Answer with nothing but a number: how many lines include the word "SISTEMA"?
-- Begin Supplied entries --
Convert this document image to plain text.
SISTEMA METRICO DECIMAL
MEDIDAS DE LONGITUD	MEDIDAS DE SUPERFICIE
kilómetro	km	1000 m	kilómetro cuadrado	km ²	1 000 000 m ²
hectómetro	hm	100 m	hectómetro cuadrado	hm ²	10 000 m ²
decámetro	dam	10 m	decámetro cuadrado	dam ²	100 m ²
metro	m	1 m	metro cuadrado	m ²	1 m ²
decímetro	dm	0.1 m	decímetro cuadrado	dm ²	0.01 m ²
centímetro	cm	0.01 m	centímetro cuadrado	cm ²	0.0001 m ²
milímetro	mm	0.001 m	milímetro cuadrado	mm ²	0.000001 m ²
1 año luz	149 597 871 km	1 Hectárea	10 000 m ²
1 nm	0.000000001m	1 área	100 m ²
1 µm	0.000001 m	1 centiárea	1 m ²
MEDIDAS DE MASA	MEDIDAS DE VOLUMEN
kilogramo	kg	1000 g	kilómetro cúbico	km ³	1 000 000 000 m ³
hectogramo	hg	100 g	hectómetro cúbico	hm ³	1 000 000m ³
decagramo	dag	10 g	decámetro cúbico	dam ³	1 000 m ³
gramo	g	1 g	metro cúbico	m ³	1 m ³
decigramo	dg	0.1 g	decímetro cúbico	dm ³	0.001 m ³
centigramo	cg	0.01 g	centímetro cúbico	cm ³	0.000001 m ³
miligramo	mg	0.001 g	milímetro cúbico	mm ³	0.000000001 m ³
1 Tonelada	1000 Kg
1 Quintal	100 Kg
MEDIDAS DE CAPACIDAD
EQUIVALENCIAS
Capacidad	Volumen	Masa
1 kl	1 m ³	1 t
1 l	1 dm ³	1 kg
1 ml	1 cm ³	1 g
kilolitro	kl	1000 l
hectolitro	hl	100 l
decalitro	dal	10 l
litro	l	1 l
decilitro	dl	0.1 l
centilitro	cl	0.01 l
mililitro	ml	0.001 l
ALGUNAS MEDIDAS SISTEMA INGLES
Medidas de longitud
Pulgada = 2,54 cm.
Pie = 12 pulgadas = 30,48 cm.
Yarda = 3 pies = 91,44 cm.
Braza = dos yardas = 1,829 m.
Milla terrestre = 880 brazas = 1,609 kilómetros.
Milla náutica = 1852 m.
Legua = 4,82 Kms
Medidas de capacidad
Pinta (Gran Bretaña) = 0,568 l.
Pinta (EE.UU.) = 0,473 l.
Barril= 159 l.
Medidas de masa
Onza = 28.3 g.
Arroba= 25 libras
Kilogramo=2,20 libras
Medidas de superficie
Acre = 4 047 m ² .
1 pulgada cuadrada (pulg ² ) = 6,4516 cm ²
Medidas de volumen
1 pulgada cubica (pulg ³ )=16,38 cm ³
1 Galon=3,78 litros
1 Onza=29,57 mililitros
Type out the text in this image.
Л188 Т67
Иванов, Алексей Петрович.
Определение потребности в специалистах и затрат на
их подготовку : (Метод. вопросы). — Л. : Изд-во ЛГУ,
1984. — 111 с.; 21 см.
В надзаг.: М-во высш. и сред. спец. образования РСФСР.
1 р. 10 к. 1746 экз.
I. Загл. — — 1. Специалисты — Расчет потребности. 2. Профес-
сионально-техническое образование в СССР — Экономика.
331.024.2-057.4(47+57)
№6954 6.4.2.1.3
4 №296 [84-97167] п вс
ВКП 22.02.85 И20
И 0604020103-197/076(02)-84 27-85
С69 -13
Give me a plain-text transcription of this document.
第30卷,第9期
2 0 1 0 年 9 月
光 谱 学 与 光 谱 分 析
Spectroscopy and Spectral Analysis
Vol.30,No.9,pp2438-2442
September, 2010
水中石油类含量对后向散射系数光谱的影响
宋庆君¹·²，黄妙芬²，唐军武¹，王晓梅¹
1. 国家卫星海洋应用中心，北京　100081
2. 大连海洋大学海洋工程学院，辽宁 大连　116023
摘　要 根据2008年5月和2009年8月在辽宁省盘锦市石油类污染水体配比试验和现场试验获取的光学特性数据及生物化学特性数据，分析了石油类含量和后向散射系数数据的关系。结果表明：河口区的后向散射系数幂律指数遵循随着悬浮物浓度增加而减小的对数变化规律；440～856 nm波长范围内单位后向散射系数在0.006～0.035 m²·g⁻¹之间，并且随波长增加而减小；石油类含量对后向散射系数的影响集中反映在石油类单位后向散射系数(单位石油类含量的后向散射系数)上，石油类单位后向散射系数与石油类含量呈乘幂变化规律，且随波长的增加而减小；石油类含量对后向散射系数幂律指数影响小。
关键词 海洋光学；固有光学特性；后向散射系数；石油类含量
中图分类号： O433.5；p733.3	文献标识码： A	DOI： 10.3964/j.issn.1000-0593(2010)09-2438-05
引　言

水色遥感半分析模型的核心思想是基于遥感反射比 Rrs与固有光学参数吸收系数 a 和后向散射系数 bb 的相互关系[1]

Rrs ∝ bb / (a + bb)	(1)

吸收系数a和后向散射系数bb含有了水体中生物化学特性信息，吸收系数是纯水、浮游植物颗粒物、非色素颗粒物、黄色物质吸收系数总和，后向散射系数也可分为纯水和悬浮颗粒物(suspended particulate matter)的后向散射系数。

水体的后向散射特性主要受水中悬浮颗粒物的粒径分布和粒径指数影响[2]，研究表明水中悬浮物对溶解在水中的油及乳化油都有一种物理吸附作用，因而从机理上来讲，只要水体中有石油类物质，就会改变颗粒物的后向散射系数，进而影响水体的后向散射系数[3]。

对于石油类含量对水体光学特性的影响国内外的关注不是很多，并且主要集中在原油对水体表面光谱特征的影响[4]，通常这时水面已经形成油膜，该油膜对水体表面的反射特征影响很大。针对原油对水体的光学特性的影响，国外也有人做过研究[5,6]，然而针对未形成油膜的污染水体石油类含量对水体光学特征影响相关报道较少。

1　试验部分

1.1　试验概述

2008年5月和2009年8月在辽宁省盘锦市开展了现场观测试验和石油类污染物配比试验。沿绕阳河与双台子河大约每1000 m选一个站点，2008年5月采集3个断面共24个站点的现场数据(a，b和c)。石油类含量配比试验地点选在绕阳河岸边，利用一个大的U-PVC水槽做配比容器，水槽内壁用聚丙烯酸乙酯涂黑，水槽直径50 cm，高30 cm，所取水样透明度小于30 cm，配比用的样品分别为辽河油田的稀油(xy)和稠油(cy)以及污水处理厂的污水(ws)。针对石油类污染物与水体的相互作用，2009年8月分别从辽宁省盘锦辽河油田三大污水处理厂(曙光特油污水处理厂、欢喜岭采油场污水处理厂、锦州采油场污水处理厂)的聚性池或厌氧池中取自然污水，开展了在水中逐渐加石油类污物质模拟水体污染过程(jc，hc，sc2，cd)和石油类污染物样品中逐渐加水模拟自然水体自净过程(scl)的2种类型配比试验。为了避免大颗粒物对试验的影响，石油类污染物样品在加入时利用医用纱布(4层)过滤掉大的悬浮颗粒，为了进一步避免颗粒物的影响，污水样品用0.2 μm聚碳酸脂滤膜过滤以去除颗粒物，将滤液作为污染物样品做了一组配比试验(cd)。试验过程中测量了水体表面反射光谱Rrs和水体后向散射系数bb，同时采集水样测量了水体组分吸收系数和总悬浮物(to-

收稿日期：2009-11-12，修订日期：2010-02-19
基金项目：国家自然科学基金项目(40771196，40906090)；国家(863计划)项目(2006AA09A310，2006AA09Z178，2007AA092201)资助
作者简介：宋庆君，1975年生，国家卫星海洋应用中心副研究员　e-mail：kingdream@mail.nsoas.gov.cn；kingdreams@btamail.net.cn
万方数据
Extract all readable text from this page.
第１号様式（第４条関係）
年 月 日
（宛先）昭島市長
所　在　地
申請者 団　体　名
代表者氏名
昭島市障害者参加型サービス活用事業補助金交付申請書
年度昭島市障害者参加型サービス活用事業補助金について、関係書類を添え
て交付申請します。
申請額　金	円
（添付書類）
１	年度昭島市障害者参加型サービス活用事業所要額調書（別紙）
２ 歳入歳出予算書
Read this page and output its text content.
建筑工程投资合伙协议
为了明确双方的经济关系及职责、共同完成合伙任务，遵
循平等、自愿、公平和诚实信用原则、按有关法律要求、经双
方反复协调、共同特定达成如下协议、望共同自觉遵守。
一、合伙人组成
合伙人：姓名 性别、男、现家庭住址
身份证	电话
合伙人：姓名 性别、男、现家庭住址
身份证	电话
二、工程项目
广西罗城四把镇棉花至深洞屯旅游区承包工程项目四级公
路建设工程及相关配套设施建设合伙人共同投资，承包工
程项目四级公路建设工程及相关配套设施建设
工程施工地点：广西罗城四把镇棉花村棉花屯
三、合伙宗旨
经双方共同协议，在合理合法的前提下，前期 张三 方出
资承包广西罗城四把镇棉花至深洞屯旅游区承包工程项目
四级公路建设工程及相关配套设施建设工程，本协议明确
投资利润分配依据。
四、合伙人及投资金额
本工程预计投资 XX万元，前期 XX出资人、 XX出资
-- End Supplied entries --
● **Exercise output**
2